--- begin Provided data ---
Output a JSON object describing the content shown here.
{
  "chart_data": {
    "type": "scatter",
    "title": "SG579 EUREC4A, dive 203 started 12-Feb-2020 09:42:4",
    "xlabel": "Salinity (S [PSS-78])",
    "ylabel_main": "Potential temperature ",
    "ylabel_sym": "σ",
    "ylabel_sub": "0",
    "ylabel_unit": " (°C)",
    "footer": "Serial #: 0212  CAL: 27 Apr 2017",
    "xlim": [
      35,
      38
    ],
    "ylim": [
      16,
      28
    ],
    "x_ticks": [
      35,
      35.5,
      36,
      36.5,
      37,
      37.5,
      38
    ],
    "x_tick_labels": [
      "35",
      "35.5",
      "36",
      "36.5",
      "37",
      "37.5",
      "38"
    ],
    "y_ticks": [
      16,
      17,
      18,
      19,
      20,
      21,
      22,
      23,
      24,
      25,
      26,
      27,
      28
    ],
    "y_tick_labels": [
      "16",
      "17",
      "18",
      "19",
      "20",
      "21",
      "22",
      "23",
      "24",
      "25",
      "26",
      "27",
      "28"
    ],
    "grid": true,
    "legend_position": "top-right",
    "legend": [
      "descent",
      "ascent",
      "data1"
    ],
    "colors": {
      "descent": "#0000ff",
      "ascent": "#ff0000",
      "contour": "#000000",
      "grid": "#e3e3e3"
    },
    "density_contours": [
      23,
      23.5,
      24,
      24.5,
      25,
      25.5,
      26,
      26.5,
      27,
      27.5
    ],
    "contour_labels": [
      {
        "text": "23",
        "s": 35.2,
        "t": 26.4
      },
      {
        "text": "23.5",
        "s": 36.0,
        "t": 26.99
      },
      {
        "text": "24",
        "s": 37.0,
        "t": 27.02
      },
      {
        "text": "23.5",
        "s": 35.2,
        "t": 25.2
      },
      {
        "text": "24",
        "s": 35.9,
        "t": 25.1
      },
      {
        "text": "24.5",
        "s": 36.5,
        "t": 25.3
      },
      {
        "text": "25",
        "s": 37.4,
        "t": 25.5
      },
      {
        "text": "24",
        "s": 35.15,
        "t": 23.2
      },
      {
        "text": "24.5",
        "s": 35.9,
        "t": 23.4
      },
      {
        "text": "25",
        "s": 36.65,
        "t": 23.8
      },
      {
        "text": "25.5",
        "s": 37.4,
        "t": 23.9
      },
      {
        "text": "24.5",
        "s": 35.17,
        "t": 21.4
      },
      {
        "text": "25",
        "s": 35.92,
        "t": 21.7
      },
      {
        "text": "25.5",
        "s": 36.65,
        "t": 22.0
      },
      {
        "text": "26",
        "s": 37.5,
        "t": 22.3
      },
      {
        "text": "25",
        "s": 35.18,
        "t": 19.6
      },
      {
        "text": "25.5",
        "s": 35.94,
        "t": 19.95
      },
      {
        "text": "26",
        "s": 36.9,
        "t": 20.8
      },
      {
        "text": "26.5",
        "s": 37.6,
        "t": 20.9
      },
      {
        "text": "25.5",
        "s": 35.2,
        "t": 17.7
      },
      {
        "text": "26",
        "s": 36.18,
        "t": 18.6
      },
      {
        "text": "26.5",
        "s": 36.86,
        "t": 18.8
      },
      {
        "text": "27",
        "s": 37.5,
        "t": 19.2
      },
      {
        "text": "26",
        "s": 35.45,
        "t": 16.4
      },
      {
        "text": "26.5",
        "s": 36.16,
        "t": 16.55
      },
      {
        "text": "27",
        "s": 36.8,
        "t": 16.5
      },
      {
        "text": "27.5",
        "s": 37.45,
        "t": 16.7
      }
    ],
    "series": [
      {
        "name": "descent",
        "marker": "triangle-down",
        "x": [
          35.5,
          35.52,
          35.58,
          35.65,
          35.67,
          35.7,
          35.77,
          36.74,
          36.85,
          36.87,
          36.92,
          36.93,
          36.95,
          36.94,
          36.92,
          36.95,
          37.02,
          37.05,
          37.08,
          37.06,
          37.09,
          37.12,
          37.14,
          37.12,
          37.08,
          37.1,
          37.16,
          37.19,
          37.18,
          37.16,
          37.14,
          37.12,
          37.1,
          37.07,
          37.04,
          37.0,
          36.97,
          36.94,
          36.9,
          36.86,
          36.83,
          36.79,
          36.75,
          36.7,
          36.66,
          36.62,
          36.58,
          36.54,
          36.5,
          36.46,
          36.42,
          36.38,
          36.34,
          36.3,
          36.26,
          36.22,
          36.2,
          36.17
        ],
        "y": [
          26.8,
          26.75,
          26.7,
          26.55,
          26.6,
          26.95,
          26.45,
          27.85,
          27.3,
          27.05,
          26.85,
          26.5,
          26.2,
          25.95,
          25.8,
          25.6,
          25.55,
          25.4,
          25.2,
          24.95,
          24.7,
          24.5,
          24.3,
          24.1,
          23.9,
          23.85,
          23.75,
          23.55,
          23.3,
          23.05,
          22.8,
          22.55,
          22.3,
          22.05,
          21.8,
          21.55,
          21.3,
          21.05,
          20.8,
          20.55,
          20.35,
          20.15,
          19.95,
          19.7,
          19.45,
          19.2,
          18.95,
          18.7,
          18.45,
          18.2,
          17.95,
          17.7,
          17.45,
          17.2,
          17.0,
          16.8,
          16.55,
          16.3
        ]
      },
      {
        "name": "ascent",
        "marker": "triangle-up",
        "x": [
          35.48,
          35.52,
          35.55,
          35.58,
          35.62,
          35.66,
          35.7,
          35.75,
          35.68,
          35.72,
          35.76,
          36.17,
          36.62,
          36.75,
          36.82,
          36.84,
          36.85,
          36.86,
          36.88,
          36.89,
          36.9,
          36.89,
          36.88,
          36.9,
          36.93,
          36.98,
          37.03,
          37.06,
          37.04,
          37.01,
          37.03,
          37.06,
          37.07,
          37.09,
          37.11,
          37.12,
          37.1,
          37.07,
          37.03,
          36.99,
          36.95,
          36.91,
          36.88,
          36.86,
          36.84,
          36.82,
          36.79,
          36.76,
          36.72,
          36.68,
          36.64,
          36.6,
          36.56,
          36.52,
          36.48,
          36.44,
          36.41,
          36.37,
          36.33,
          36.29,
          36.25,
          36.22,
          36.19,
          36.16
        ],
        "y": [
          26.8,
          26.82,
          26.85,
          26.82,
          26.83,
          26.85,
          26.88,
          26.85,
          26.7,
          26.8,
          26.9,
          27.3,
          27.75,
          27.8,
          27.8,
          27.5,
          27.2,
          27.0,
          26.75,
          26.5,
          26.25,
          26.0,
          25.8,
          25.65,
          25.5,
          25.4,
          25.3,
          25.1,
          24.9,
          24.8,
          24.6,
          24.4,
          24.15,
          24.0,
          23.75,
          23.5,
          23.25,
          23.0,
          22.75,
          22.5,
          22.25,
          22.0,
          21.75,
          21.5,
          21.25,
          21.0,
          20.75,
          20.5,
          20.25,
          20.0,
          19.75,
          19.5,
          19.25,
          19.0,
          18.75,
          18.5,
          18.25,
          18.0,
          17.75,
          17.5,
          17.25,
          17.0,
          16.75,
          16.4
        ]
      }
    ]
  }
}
--- end Provided data ---
--- begin Provided data ---
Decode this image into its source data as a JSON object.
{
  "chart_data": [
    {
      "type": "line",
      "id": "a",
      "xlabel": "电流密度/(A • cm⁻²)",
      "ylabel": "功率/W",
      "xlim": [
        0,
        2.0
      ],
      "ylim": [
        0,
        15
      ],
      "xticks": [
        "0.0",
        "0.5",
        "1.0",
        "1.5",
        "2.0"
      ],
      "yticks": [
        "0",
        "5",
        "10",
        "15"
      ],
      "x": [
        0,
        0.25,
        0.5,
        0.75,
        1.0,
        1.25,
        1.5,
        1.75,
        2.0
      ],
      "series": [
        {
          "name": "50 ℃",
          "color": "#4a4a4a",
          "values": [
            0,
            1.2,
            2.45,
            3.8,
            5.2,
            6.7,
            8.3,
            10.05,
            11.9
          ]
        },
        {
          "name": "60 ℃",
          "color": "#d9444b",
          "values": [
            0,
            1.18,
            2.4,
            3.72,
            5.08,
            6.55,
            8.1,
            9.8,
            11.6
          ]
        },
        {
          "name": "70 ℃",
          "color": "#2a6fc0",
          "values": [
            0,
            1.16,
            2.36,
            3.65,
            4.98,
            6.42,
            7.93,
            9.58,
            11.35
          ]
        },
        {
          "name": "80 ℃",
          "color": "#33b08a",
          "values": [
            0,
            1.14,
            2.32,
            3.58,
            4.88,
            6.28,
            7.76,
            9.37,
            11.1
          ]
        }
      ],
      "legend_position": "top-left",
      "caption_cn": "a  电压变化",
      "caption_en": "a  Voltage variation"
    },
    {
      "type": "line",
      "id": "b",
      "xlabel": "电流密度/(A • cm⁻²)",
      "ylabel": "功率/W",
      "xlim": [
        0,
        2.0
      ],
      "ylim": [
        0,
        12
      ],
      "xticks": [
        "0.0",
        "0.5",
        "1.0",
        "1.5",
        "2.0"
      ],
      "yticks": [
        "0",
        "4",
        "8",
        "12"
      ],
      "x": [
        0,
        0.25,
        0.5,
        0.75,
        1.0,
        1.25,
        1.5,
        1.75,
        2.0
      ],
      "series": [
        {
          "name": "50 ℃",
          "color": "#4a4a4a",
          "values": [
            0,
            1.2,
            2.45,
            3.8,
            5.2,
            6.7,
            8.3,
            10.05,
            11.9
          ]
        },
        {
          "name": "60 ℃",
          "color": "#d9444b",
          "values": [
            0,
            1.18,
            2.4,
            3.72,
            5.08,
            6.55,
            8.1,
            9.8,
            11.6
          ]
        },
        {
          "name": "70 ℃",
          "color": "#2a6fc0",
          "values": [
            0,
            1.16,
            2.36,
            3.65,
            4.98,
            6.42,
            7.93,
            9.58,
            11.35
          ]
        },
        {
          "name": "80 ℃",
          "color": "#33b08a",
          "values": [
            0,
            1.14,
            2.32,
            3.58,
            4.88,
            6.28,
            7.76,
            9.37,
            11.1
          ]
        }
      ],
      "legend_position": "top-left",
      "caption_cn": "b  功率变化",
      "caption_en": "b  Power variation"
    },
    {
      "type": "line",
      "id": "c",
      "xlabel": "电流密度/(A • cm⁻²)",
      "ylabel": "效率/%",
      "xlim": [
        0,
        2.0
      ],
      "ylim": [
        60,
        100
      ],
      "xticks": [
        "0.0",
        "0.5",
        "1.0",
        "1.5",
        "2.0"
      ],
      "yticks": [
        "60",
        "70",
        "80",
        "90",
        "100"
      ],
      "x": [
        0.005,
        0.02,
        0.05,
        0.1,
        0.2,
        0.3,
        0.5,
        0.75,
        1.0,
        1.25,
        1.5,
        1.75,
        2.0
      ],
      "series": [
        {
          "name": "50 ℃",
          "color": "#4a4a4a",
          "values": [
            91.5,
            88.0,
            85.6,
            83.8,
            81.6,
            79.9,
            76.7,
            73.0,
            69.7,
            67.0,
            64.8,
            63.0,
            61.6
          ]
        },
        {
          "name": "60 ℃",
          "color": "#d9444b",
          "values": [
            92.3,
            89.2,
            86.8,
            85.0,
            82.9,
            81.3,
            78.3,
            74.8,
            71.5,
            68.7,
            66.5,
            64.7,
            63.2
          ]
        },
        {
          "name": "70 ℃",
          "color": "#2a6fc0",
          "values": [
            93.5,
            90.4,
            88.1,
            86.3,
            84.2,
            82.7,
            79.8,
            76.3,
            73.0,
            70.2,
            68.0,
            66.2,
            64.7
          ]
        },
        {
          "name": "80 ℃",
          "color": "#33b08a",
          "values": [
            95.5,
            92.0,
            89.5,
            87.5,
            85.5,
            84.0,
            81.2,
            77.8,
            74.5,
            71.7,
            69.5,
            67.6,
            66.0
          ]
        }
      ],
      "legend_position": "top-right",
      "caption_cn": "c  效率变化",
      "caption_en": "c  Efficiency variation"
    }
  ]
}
--- end Provided data ---
> [Task to complete]: Spot every line that holds "triangle" and copy it.

> [Response to the task]:
        "marker": "triangle-down",
        "marker": "triangle-up",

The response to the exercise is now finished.